[Dataset records on visual material]
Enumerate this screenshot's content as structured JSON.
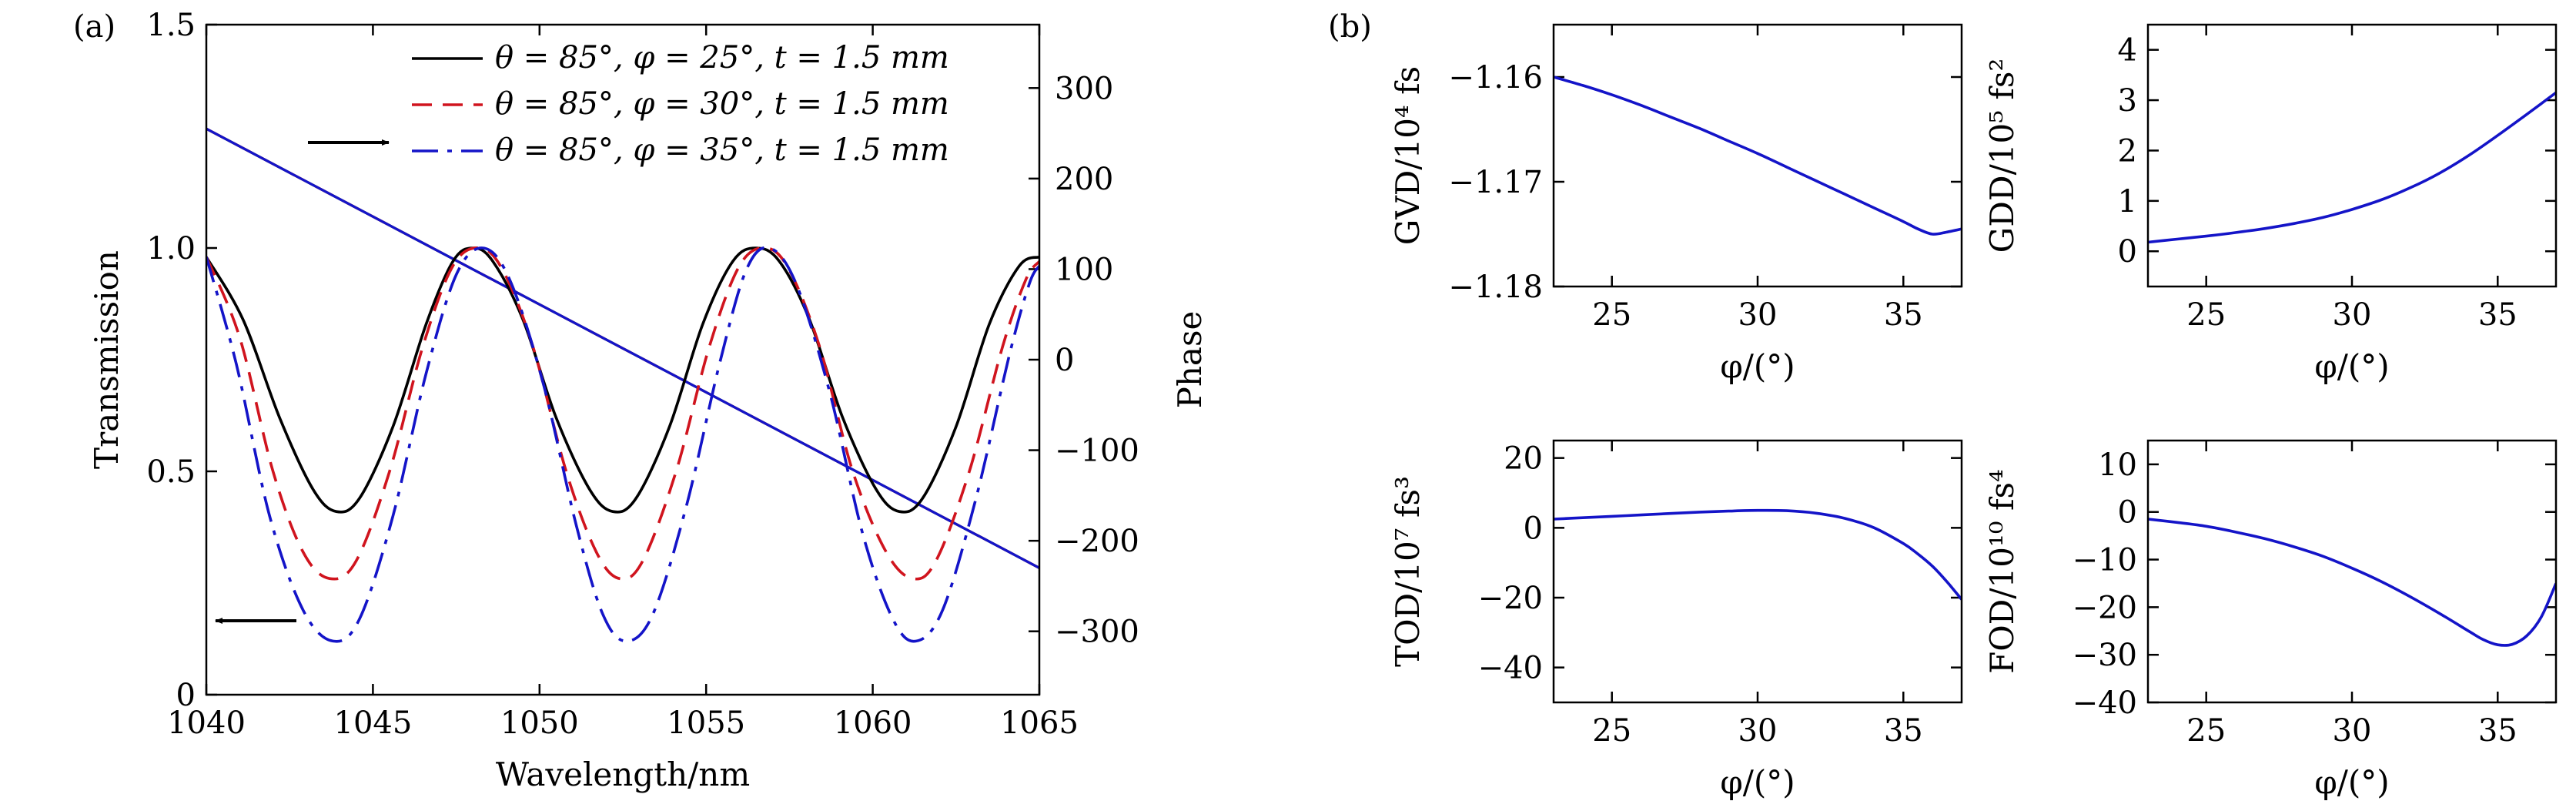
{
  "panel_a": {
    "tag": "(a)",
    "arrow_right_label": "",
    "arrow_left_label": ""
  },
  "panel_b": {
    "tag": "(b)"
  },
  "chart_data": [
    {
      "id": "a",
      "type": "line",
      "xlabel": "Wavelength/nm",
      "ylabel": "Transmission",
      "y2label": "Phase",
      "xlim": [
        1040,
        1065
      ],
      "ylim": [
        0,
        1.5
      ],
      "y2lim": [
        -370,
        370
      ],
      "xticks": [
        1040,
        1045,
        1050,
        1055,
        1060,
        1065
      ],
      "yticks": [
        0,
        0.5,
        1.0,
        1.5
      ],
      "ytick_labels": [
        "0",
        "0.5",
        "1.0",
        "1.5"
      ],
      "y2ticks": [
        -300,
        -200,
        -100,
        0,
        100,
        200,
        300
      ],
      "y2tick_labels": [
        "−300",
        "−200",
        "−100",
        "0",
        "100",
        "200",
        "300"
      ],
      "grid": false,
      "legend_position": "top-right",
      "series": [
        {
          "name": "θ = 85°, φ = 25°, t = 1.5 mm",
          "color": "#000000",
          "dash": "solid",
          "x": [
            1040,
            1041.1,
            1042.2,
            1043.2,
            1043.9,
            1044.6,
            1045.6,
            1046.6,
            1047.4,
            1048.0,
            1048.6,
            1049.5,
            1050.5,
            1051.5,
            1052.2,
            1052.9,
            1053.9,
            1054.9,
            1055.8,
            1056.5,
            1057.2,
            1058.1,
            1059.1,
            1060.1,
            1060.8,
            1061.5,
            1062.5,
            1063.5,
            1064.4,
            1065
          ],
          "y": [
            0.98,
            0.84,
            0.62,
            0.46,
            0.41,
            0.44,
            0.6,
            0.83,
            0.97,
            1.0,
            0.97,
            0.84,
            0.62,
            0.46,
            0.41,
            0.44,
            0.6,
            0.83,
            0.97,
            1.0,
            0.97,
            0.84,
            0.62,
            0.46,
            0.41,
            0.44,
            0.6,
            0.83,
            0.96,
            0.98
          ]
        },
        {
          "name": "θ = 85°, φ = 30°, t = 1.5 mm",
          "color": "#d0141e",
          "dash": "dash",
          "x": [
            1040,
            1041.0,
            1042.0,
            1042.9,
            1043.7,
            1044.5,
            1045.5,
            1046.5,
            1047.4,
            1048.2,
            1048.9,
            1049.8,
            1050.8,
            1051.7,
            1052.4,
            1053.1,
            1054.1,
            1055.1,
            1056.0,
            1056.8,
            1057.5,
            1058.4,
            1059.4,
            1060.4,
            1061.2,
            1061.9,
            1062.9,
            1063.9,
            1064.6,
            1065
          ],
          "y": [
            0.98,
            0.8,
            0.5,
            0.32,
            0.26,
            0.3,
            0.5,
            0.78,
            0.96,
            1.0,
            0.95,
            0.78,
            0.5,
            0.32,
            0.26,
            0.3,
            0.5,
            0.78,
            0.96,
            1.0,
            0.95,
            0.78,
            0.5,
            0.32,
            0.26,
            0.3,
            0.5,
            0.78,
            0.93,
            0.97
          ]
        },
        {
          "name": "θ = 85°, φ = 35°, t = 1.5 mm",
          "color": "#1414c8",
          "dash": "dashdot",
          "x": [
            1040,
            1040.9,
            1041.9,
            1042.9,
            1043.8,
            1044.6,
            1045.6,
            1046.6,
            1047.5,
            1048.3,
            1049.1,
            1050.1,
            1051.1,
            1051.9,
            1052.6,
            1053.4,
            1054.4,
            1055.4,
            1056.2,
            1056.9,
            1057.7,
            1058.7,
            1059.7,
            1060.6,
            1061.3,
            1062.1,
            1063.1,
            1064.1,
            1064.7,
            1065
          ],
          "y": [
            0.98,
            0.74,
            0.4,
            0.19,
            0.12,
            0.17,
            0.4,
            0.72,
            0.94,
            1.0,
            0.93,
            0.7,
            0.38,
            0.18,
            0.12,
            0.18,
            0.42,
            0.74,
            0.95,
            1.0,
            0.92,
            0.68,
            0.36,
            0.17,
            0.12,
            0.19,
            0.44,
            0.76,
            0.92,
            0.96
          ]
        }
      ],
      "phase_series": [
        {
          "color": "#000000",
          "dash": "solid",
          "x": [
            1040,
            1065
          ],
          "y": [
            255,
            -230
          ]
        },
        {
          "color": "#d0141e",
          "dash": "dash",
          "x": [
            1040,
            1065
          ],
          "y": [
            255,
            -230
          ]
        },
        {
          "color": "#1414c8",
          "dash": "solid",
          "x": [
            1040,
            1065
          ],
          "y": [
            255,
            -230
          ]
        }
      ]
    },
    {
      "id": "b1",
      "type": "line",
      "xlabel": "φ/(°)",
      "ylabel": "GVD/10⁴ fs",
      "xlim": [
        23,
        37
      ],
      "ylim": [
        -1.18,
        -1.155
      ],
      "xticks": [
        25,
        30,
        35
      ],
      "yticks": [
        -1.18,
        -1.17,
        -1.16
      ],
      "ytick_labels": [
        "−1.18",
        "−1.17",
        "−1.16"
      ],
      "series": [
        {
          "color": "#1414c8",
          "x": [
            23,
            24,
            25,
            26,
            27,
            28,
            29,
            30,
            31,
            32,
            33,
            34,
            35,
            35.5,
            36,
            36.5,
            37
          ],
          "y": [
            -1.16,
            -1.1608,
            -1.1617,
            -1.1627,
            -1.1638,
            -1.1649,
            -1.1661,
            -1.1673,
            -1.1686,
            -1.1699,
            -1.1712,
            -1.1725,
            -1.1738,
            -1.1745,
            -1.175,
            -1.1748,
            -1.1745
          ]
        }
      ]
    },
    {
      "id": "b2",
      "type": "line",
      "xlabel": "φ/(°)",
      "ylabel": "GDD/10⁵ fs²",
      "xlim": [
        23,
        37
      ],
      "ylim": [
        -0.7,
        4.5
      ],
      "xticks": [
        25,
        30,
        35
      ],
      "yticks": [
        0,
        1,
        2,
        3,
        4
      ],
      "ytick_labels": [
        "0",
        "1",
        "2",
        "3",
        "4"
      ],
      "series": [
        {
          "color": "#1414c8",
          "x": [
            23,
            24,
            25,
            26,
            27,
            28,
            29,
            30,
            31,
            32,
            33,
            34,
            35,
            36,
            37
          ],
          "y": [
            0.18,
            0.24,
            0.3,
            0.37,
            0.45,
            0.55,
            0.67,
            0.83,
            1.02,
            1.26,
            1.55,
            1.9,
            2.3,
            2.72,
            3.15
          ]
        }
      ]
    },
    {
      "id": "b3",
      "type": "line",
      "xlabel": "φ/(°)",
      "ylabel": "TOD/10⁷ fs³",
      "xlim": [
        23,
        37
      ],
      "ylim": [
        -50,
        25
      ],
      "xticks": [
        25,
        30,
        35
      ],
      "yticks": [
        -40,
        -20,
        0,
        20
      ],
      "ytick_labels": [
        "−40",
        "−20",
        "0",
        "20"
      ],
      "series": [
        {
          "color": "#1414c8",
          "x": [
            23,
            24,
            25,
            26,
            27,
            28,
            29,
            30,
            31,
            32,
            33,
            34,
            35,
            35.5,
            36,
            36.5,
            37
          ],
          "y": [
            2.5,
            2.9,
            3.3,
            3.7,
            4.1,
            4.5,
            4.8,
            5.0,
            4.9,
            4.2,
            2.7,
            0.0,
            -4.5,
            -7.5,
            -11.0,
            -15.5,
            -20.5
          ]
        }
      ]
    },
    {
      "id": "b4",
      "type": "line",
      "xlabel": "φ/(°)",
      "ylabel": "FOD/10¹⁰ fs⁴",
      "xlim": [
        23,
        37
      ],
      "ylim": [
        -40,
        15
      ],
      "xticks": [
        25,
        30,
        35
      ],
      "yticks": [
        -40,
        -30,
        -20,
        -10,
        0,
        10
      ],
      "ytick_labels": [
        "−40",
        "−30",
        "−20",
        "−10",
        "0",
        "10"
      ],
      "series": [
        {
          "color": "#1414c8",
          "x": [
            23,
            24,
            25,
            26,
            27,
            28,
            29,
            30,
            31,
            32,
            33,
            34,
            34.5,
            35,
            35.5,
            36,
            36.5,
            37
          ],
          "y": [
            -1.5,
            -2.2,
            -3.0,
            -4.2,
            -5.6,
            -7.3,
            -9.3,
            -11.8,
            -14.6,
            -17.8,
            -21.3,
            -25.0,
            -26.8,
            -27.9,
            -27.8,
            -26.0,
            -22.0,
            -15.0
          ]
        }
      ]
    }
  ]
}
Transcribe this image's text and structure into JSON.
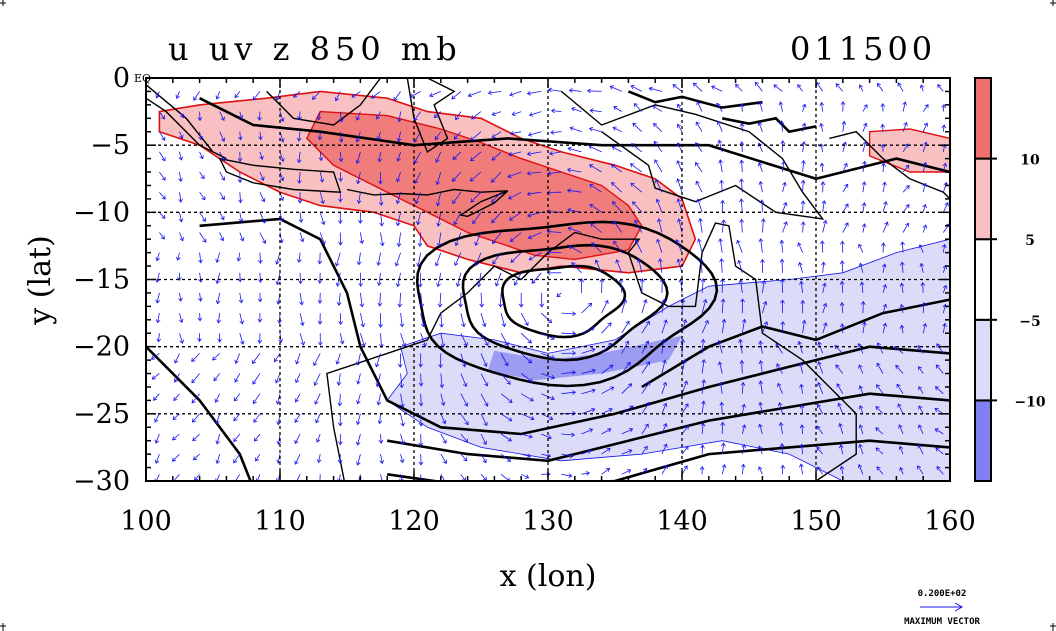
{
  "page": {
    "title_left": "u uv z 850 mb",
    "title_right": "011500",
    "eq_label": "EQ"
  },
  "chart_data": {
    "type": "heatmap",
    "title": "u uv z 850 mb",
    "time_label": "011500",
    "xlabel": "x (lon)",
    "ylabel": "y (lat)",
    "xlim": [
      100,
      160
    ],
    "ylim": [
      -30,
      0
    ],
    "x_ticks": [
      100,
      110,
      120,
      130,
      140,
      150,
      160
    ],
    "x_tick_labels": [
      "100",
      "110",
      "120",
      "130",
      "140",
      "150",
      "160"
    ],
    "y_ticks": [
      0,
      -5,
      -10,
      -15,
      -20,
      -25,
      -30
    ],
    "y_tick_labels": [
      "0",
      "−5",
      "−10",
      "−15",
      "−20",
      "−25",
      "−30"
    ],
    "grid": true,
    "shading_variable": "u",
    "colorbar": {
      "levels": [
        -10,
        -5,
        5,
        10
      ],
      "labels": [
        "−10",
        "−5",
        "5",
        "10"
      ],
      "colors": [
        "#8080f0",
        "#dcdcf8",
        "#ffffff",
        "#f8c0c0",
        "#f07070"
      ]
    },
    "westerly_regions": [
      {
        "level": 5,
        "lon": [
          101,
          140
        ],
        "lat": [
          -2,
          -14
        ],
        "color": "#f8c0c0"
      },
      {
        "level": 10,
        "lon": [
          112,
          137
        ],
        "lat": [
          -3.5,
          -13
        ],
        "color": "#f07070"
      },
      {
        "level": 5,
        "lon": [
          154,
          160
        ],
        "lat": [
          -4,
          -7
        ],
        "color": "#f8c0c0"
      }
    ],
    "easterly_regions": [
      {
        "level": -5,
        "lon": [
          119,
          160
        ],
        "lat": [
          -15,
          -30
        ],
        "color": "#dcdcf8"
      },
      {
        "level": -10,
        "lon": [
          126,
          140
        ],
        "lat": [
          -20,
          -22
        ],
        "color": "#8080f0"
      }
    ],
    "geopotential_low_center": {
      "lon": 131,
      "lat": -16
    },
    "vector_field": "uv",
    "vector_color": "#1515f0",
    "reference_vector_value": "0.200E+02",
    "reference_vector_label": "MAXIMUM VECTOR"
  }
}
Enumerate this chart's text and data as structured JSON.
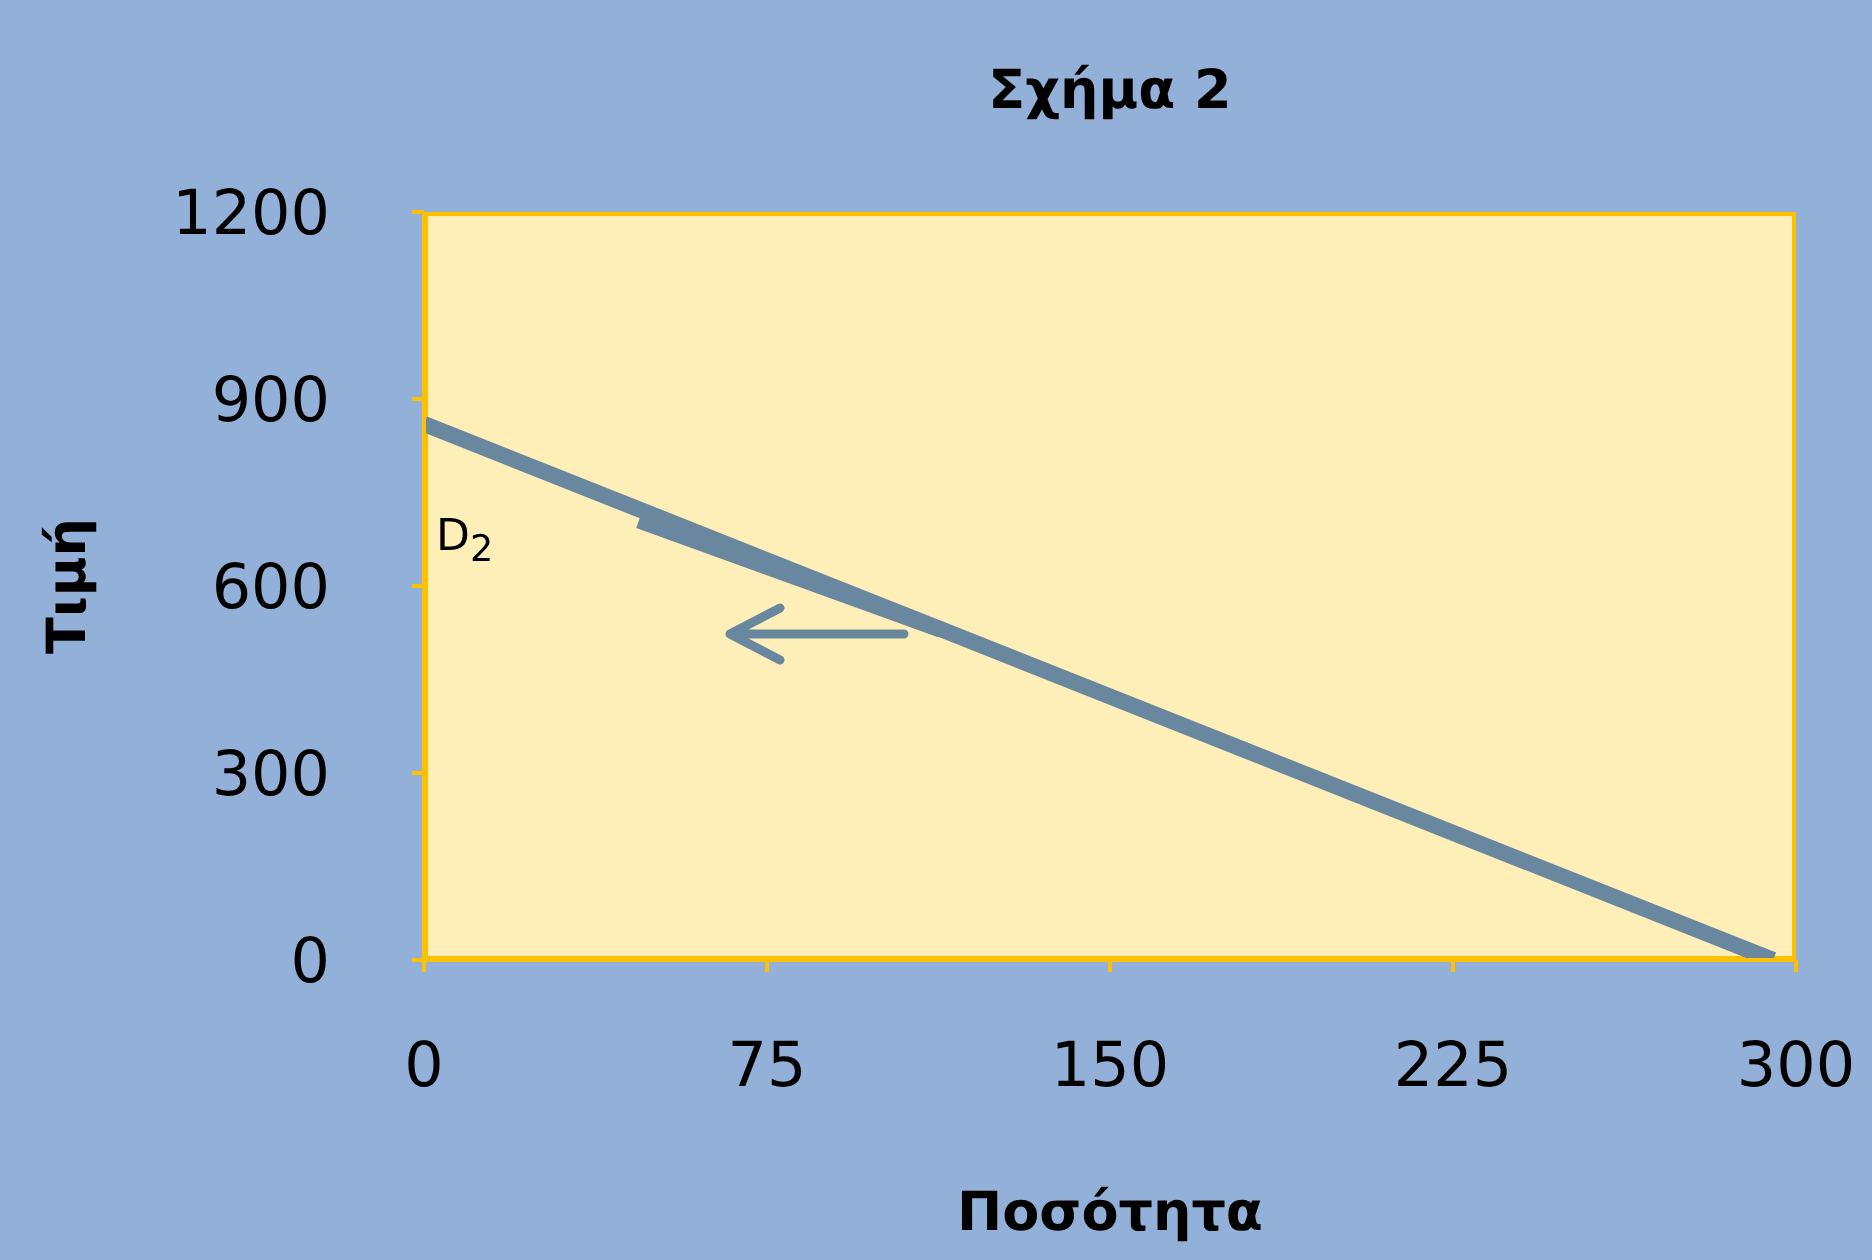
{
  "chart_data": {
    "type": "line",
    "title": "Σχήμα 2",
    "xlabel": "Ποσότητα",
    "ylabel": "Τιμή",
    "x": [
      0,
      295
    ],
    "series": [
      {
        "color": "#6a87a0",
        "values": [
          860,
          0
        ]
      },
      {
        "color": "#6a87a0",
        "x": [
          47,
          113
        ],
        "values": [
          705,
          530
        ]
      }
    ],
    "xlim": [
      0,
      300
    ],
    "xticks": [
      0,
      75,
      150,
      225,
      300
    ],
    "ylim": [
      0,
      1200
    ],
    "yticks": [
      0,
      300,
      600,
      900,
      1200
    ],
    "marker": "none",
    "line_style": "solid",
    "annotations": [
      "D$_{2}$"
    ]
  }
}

◆ Directive: Copy exactly the lines from the one containing "Enumerate this chart's" through the last line of the records above, including both, and omit every picture.

◆ Solution to this problem:
Enumerate this chart's text and data as structured JSON.
{
  "chart_data": {
    "type": "line",
    "title": "Σχήμα 2",
    "xlabel": "Ποσότητα",
    "ylabel": "Τιμή",
    "x": [
      0,
      295
    ],
    "series": [
      {
        "color": "#6a87a0",
        "values": [
          860,
          0
        ]
      },
      {
        "color": "#6a87a0",
        "x": [
          47,
          113
        ],
        "values": [
          705,
          530
        ]
      }
    ],
    "xlim": [
      0,
      300
    ],
    "xticks": [
      0,
      75,
      150,
      225,
      300
    ],
    "ylim": [
      0,
      1200
    ],
    "yticks": [
      0,
      300,
      600,
      900,
      1200
    ],
    "marker": "none",
    "line_style": "solid",
    "annotations": [
      "D$_{2}$"
    ]
  }
}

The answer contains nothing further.